Data records
↓
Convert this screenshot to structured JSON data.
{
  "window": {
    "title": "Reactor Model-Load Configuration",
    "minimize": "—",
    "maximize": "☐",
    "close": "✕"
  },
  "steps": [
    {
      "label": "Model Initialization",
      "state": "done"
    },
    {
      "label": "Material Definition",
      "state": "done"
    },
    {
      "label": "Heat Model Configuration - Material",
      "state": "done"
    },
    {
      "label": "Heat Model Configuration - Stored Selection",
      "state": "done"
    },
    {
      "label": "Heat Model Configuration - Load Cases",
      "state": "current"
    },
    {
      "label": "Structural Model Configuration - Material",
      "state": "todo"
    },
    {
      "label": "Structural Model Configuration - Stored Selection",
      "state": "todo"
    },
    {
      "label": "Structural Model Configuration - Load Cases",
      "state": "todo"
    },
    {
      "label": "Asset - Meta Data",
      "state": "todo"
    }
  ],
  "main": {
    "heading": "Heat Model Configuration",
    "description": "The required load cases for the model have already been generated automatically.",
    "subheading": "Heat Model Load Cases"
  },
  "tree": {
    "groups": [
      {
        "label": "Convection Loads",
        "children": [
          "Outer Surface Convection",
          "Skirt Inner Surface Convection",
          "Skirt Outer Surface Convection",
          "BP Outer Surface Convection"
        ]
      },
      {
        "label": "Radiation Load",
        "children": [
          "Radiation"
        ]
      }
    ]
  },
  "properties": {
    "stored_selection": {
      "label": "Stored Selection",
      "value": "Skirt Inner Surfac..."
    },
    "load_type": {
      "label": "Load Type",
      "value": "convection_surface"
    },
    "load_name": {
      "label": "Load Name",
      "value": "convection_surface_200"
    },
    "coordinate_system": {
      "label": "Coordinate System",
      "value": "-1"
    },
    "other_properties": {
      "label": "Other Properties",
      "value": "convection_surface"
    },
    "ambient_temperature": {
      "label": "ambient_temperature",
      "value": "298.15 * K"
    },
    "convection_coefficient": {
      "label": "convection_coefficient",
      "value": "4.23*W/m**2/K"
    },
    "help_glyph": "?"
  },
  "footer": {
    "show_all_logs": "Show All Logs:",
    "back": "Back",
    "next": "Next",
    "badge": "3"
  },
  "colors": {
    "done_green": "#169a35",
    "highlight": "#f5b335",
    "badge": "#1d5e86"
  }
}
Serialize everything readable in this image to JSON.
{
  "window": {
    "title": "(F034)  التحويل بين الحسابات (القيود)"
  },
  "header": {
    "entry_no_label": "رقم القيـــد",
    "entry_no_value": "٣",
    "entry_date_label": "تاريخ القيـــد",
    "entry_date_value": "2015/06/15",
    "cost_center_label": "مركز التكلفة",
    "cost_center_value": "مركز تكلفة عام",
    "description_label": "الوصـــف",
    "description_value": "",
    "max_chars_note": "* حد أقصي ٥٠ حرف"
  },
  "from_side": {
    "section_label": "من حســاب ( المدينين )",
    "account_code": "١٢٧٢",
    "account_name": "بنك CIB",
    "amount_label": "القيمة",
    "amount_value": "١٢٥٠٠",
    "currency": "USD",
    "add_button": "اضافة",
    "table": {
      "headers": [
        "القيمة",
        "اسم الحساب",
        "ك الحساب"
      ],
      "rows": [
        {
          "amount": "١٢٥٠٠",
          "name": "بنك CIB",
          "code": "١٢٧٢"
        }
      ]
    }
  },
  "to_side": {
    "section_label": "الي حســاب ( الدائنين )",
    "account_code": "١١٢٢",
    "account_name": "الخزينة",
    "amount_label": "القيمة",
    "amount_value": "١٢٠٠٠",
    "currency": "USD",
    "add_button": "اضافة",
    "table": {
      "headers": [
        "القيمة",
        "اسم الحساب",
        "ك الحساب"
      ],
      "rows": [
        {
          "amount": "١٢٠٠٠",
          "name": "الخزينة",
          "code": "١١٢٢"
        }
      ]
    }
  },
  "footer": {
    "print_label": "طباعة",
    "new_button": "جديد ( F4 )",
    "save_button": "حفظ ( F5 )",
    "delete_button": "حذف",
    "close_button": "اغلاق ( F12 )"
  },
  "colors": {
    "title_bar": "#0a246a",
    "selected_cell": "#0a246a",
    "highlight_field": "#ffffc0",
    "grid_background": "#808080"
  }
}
↑
## Stated problem:
Search the entries for the string "القيـــد" and collect each line that has it.

## Solution to the exercise:
    "entry_no_label": "رقم القيـــد",
    "entry_date_label": "تاريخ القيـــد",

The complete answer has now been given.